- **Do this**
Return the entries below verbatim. Pictures stay out.

= = = =

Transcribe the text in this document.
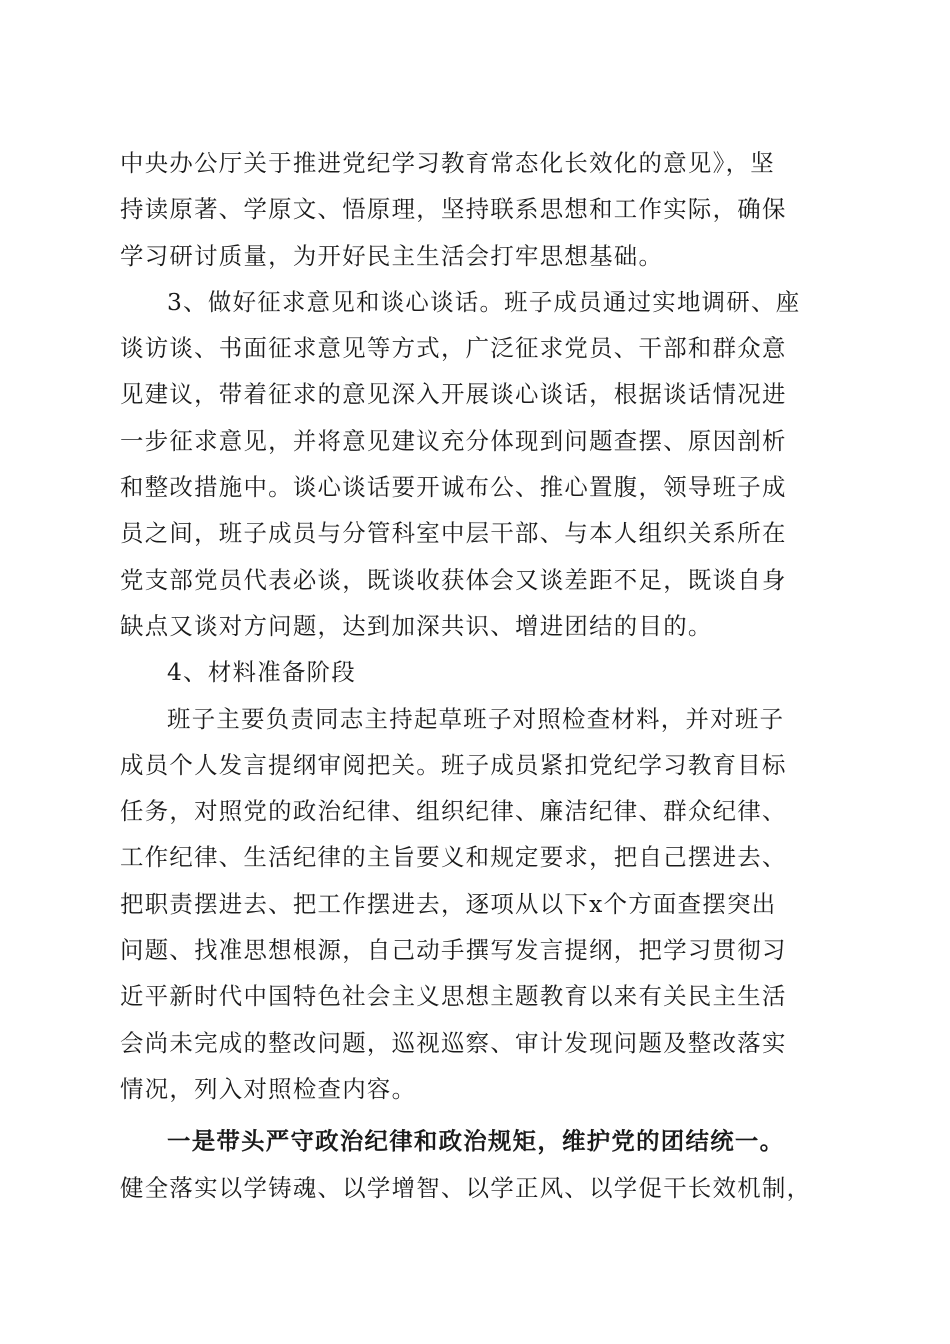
中央办公厅关于推进党纪学习教育常态化长效化的意见》，坚
持读原著、学原文、悟原理，坚持联系思想和工作实际，确保
学习研讨质量，为开好民主生活会打牢思想基础。
3、做好征求意见和谈心谈话。班子成员通过实地调研、座
谈访谈、书面征求意见等方式，广泛征求党员、干部和群众意
见建议，带着征求的意见深入开展谈心谈话，根据谈话情况进
一步征求意见，并将意见建议充分体现到问题查摆、原因剖析
和整改措施中。谈心谈话要开诚布公、推心置腹，领导班子成
员之间，班子成员与分管科室中层干部、与本人组织关系所在
党支部党员代表必谈，既谈收获体会又谈差距不足，既谈自身
缺点又谈对方问题，达到加深共识、增进团结的目的。
4、材料准备阶段
班子主要负责同志主持起草班子对照检查材料，并对班子
成员个人发言提纲审阅把关。班子成员紧扣党纪学习教育目标
任务，对照党的政治纪律、组织纪律、廉洁纪律、群众纪律、
工作纪律、生活纪律的主旨要义和规定要求，把自己摆进去、
把职责摆进去、把工作摆进去，逐项从以下x个方面查摆突出
问题、找准思想根源，自己动手撰写发言提纲，把学习贯彻习
近平新时代中国特色社会主义思想主题教育以来有关民主生活
会尚未完成的整改问题，巡视巡察、审计发现问题及整改落实
情况，列入对照检查内容。
一是带头严守政治纪律和政治规矩，维护党的团结统一。
健全落实以学铸魂、以学增智、以学正风、以学促干长效机制，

= = = =

- **Problem solution**
Transcribe the text in this document.
中央办公厅关于推进党纪学习教育常态化长效化的意见》，坚
持读原著、学原文、悟原理，坚持联系思想和工作实际，确保
学习研讨质量，为开好民主生活会打牢思想基础。
3、做好征求意见和谈心谈话。班子成员通过实地调研、座
谈访谈、书面征求意见等方式，广泛征求党员、干部和群众意
见建议，带着征求的意见深入开展谈心谈话，根据谈话情况进
一步征求意见，并将意见建议充分体现到问题查摆、原因剖析
和整改措施中。谈心谈话要开诚布公、推心置腹，领导班子成
员之间，班子成员与分管科室中层干部、与本人组织关系所在
党支部党员代表必谈，既谈收获体会又谈差距不足，既谈自身
缺点又谈对方问题，达到加深共识、增进团结的目的。
4、材料准备阶段
班子主要负责同志主持起草班子对照检查材料，并对班子
成员个人发言提纲审阅把关。班子成员紧扣党纪学习教育目标
任务，对照党的政治纪律、组织纪律、廉洁纪律、群众纪律、
工作纪律、生活纪律的主旨要义和规定要求，把自己摆进去、
把职责摆进去、把工作摆进去，逐项从以下x个方面查摆突出
问题、找准思想根源，自己动手撰写发言提纲，把学习贯彻习
近平新时代中国特色社会主义思想主题教育以来有关民主生活
会尚未完成的整改问题，巡视巡察、审计发现问题及整改落实
情况，列入对照检查内容。
一是带头严守政治纪律和政治规矩，维护党的团结统一。
健全落实以学铸魂、以学增智、以学正风、以学促干长效机制，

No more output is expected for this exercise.